◆ DATASET ◆
..............................

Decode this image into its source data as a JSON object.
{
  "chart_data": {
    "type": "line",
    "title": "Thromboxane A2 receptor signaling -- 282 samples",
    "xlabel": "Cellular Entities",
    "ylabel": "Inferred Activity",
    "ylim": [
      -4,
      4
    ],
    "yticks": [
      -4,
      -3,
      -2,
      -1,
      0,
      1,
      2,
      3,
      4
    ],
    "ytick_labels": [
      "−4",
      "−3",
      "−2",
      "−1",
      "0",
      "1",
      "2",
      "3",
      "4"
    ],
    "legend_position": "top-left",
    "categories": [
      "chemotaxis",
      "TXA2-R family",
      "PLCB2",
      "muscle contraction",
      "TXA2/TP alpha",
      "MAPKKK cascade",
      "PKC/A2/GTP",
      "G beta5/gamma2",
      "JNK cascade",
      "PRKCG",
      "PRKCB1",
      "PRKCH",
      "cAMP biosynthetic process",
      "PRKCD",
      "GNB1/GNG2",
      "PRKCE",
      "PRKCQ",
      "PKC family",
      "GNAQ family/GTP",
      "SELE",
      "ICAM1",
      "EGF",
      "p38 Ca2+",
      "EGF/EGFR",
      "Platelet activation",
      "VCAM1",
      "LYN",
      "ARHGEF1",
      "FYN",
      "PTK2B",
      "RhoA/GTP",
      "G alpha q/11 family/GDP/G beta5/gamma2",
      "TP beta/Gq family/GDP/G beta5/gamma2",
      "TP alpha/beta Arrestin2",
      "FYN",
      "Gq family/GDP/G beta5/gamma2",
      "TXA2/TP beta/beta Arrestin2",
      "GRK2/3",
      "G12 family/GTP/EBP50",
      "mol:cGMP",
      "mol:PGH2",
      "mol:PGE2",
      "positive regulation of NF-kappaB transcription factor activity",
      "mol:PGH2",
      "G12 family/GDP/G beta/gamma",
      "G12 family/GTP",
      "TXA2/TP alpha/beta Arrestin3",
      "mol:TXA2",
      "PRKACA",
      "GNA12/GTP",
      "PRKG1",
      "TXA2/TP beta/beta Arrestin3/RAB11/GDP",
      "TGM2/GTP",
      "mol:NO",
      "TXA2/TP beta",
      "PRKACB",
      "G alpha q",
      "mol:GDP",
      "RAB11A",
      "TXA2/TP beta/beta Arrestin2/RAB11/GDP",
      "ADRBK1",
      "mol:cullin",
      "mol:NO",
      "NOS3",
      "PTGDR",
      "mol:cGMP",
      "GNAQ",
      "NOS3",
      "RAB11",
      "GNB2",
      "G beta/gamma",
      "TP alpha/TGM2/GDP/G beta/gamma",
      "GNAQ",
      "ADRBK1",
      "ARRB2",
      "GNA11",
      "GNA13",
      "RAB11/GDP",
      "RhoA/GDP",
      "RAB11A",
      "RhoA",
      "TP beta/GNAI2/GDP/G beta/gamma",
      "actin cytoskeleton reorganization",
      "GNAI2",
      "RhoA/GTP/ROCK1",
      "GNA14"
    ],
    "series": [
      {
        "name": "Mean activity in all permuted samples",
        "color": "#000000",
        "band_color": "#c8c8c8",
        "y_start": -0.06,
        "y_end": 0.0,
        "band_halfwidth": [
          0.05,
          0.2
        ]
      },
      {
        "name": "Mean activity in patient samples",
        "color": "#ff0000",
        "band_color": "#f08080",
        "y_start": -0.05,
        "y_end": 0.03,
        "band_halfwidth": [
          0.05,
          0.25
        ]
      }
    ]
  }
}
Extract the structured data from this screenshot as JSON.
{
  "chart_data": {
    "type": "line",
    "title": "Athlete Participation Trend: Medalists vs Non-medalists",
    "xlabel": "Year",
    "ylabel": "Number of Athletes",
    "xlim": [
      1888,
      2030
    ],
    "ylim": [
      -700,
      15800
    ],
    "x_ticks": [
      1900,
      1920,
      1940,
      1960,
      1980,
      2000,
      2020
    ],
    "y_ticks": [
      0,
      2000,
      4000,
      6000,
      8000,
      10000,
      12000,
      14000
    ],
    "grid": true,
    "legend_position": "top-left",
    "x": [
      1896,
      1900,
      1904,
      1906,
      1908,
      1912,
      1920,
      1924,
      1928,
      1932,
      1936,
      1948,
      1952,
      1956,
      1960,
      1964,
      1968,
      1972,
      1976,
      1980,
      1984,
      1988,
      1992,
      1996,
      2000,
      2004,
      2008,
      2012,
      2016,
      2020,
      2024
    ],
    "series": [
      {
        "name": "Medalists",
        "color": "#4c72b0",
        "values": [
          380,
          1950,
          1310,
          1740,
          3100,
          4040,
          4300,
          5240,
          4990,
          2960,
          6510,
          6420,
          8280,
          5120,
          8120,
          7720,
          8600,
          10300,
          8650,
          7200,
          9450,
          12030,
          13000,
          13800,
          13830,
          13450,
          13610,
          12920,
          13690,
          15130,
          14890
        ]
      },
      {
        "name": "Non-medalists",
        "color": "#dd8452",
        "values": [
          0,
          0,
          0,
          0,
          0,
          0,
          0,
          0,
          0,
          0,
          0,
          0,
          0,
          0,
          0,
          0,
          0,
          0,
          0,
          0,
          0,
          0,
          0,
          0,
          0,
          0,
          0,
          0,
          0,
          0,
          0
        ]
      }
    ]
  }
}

..............................

◆ PROBLEM TO SOLVE ◆
Using the data above, reproduce every line exactly.

◆ ANSWER IN FULL ◆
Decode this image into its source data as a JSON object.
{
  "chart_data": {
    "type": "line",
    "title": "Thromboxane A2 receptor signaling -- 282 samples",
    "xlabel": "Cellular Entities",
    "ylabel": "Inferred Activity",
    "ylim": [
      -4,
      4
    ],
    "yticks": [
      -4,
      -3,
      -2,
      -1,
      0,
      1,
      2,
      3,
      4
    ],
    "ytick_labels": [
      "−4",
      "−3",
      "−2",
      "−1",
      "0",
      "1",
      "2",
      "3",
      "4"
    ],
    "legend_position": "top-left",
    "categories": [
      "chemotaxis",
      "TXA2-R family",
      "PLCB2",
      "muscle contraction",
      "TXA2/TP alpha",
      "MAPKKK cascade",
      "PKC/A2/GTP",
      "G beta5/gamma2",
      "JNK cascade",
      "PRKCG",
      "PRKCB1",
      "PRKCH",
      "cAMP biosynthetic process",
      "PRKCD",
      "GNB1/GNG2",
      "PRKCE",
      "PRKCQ",
      "PKC family",
      "GNAQ family/GTP",
      "SELE",
      "ICAM1",
      "EGF",
      "p38 Ca2+",
      "EGF/EGFR",
      "Platelet activation",
      "VCAM1",
      "LYN",
      "ARHGEF1",
      "FYN",
      "PTK2B",
      "RhoA/GTP",
      "G alpha q/11 family/GDP/G beta5/gamma2",
      "TP beta/Gq family/GDP/G beta5/gamma2",
      "TP alpha/beta Arrestin2",
      "FYN",
      "Gq family/GDP/G beta5/gamma2",
      "TXA2/TP beta/beta Arrestin2",
      "GRK2/3",
      "G12 family/GTP/EBP50",
      "mol:cGMP",
      "mol:PGH2",
      "mol:PGE2",
      "positive regulation of NF-kappaB transcription factor activity",
      "mol:PGH2",
      "G12 family/GDP/G beta/gamma",
      "G12 family/GTP",
      "TXA2/TP alpha/beta Arrestin3",
      "mol:TXA2",
      "PRKACA",
      "GNA12/GTP",
      "PRKG1",
      "TXA2/TP beta/beta Arrestin3/RAB11/GDP",
      "TGM2/GTP",
      "mol:NO",
      "TXA2/TP beta",
      "PRKACB",
      "G alpha q",
      "mol:GDP",
      "RAB11A",
      "TXA2/TP beta/beta Arrestin2/RAB11/GDP",
      "ADRBK1",
      "mol:cullin",
      "mol:NO",
      "NOS3",
      "PTGDR",
      "mol:cGMP",
      "GNAQ",
      "NOS3",
      "RAB11",
      "GNB2",
      "G beta/gamma",
      "TP alpha/TGM2/GDP/G beta/gamma",
      "GNAQ",
      "ADRBK1",
      "ARRB2",
      "GNA11",
      "GNA13",
      "RAB11/GDP",
      "RhoA/GDP",
      "RAB11A",
      "RhoA",
      "TP beta/GNAI2/GDP/G beta/gamma",
      "actin cytoskeleton reorganization",
      "GNAI2",
      "RhoA/GTP/ROCK1",
      "GNA14"
    ],
    "series": [
      {
        "name": "Mean activity in all permuted samples",
        "color": "#000000",
        "band_color": "#c8c8c8",
        "y_start": -0.06,
        "y_end": 0.0,
        "band_halfwidth": [
          0.05,
          0.2
        ]
      },
      {
        "name": "Mean activity in patient samples",
        "color": "#ff0000",
        "band_color": "#f08080",
        "y_start": -0.05,
        "y_end": 0.03,
        "band_halfwidth": [
          0.05,
          0.25
        ]
      }
    ]
  }
}
Extract the structured data from this screenshot as JSON.
{
  "chart_data": {
    "type": "line",
    "title": "Athlete Participation Trend: Medalists vs Non-medalists",
    "xlabel": "Year",
    "ylabel": "Number of Athletes",
    "xlim": [
      1888,
      2030
    ],
    "ylim": [
      -700,
      15800
    ],
    "x_ticks": [
      1900,
      1920,
      1940,
      1960,
      1980,
      2000,
      2020
    ],
    "y_ticks": [
      0,
      2000,
      4000,
      6000,
      8000,
      10000,
      12000,
      14000
    ],
    "grid": true,
    "legend_position": "top-left",
    "x": [
      1896,
      1900,
      1904,
      1906,
      1908,
      1912,
      1920,
      1924,
      1928,
      1932,
      1936,
      1948,
      1952,
      1956,
      1960,
      1964,
      1968,
      1972,
      1976,
      1980,
      1984,
      1988,
      1992,
      1996,
      2000,
      2004,
      2008,
      2012,
      2016,
      2020,
      2024
    ],
    "series": [
      {
        "name": "Medalists",
        "color": "#4c72b0",
        "values": [
          380,
          1950,
          1310,
          1740,
          3100,
          4040,
          4300,
          5240,
          4990,
          2960,
          6510,
          6420,
          8280,
          5120,
          8120,
          7720,
          8600,
          10300,
          8650,
          7200,
          9450,
          12030,
          13000,
          13800,
          13830,
          13450,
          13610,
          12920,
          13690,
          15130,
          14890
        ]
      },
      {
        "name": "Non-medalists",
        "color": "#dd8452",
        "values": [
          0,
          0,
          0,
          0,
          0,
          0,
          0,
          0,
          0,
          0,
          0,
          0,
          0,
          0,
          0,
          0,
          0,
          0,
          0,
          0,
          0,
          0,
          0,
          0,
          0,
          0,
          0,
          0,
          0,
          0,
          0
        ]
      }
    ]
  }
}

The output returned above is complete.